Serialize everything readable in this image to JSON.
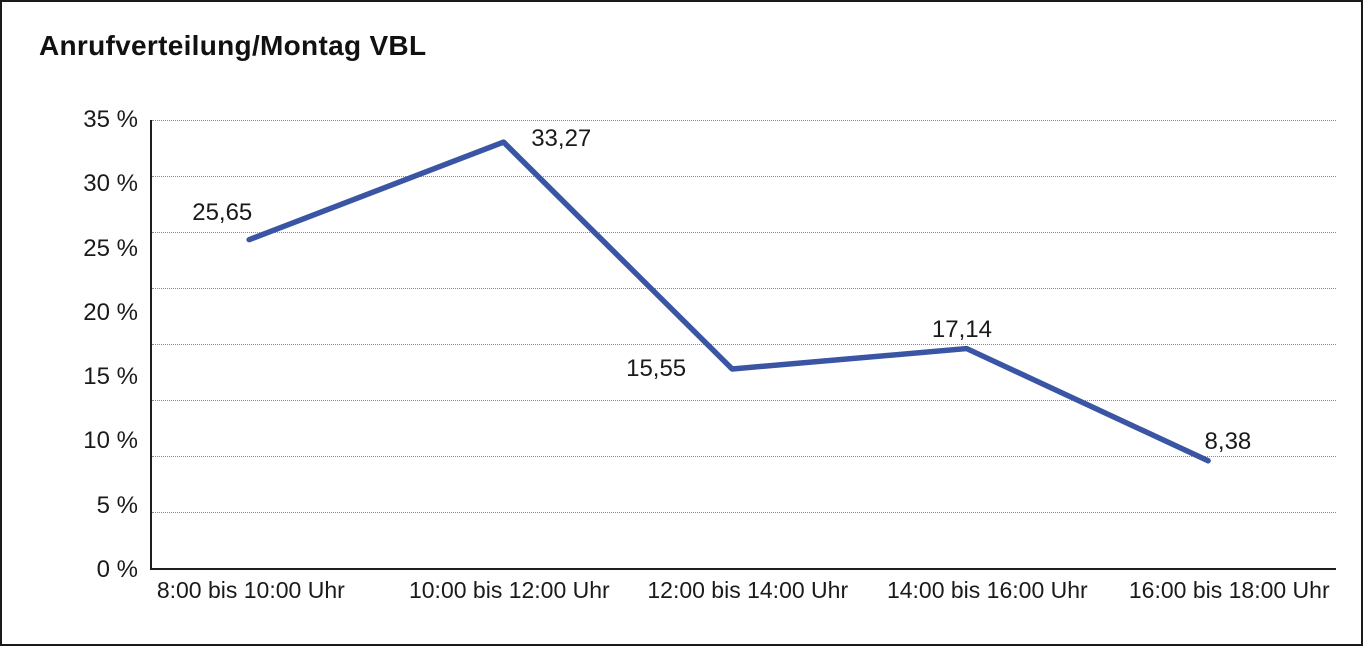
{
  "title": "Anrufverteilung/Montag VBL",
  "chart_data": {
    "type": "line",
    "title": "Anrufverteilung/Montag VBL",
    "categories": [
      "8:00 bis 10:00 Uhr",
      "10:00 bis 12:00 Uhr",
      "12:00 bis 14:00 Uhr",
      "14:00 bis 16:00 Uhr",
      "16:00 bis 18:00 Uhr"
    ],
    "values": [
      25.65,
      33.27,
      15.55,
      17.14,
      8.38
    ],
    "point_labels": [
      "25,65",
      "33,27",
      "15,55",
      "17,14",
      "8,38"
    ],
    "y_tick_labels": [
      "35 %",
      "30 %",
      "25 %",
      "20 %",
      "15 %",
      "10 %",
      "5 %",
      "0 %"
    ],
    "ylim": [
      0,
      35
    ],
    "grid_divisions": 8,
    "grid_style": "horizontal-dotted",
    "legend": "none",
    "xlabel": "",
    "ylabel": "",
    "line_color": "#3A55A3",
    "text_color": "#1a1a1a"
  }
}
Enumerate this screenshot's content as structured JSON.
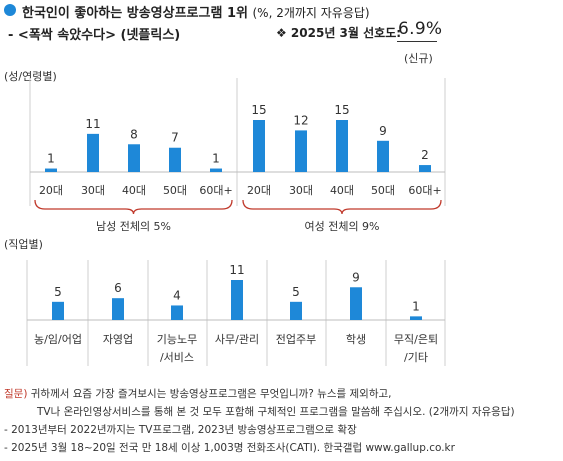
{
  "header": {
    "title": "한국인이 좋아하는 방송영상프로그램 1위",
    "title_note": "(%, 2개까지 자유응답)",
    "subtitle": "- <폭싹 속았수다> (넷플릭스)",
    "preference_label": "❖ 2025년 3월 선호도:",
    "preference_value": "6.9%",
    "preference_note": "(신규)"
  },
  "chart_data": [
    {
      "type": "bar",
      "axis_title": "(성/연령별)",
      "groups": [
        {
          "label": "남성 전체의 5%",
          "categories": [
            "20대",
            "30대",
            "40대",
            "50대",
            "60대+"
          ],
          "values": [
            1,
            11,
            8,
            7,
            1
          ]
        },
        {
          "label": "여성 전체의 9%",
          "categories": [
            "20대",
            "30대",
            "40대",
            "50대",
            "60대+"
          ],
          "values": [
            15,
            12,
            15,
            9,
            2
          ]
        }
      ],
      "ylim": [
        0,
        15
      ],
      "color": "#1e88d8"
    },
    {
      "type": "bar",
      "axis_title": "(직업별)",
      "categories": [
        "농/임/어업",
        "자영업",
        "기능노무\n/서비스",
        "사무/관리",
        "전업주부",
        "학생",
        "무직/은퇴\n/기타"
      ],
      "values": [
        5,
        6,
        4,
        11,
        5,
        9,
        1
      ],
      "ylim": [
        0,
        11
      ],
      "color": "#1e88d8"
    }
  ],
  "footnotes": {
    "q_label": "질문)",
    "q_line1": " 귀하께서 요즘 가장 즐겨보시는 방송영상프로그램은 무엇입니까? 뉴스를 제외하고,",
    "q_line2": "TV나 온라인영상서비스를 통해 본 것 모두 포함해 구체적인 프로그램을 말씀해 주십시오. (2개까지 자유응답)",
    "note1": "- 2013년부터 2022년까지는 TV프로그램, 2023년 방송영상프로그램으로 확장",
    "note2": "- 2025년 3월 18~20일 전국 만 18세 이상 1,003명 전화조사(CATI). 한국갤럽 www.gallup.co.kr"
  }
}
__________
What this task involves: Give again the lines from the line that contains "Enumerate this screenshot's" through the last line of the material above, exactly and with both ends included. Omit the pictures.

Answer for the task:
Enumerate this screenshot's content as structured JSON.
{
  "header": {
    "title": "한국인이 좋아하는 방송영상프로그램 1위",
    "title_note": "(%, 2개까지 자유응답)",
    "subtitle": "- <폭싹 속았수다> (넷플릭스)",
    "preference_label": "❖ 2025년 3월 선호도:",
    "preference_value": "6.9%",
    "preference_note": "(신규)"
  },
  "chart_data": [
    {
      "type": "bar",
      "axis_title": "(성/연령별)",
      "groups": [
        {
          "label": "남성 전체의 5%",
          "categories": [
            "20대",
            "30대",
            "40대",
            "50대",
            "60대+"
          ],
          "values": [
            1,
            11,
            8,
            7,
            1
          ]
        },
        {
          "label": "여성 전체의 9%",
          "categories": [
            "20대",
            "30대",
            "40대",
            "50대",
            "60대+"
          ],
          "values": [
            15,
            12,
            15,
            9,
            2
          ]
        }
      ],
      "ylim": [
        0,
        15
      ],
      "color": "#1e88d8"
    },
    {
      "type": "bar",
      "axis_title": "(직업별)",
      "categories": [
        "농/임/어업",
        "자영업",
        "기능노무\n/서비스",
        "사무/관리",
        "전업주부",
        "학생",
        "무직/은퇴\n/기타"
      ],
      "values": [
        5,
        6,
        4,
        11,
        5,
        9,
        1
      ],
      "ylim": [
        0,
        11
      ],
      "color": "#1e88d8"
    }
  ],
  "footnotes": {
    "q_label": "질문)",
    "q_line1": " 귀하께서 요즘 가장 즐겨보시는 방송영상프로그램은 무엇입니까? 뉴스를 제외하고,",
    "q_line2": "TV나 온라인영상서비스를 통해 본 것 모두 포함해 구체적인 프로그램을 말씀해 주십시오. (2개까지 자유응답)",
    "note1": "- 2013년부터 2022년까지는 TV프로그램, 2023년 방송영상프로그램으로 확장",
    "note2": "- 2025년 3월 18~20일 전국 만 18세 이상 1,003명 전화조사(CATI). 한국갤럽 www.gallup.co.kr"
  }
}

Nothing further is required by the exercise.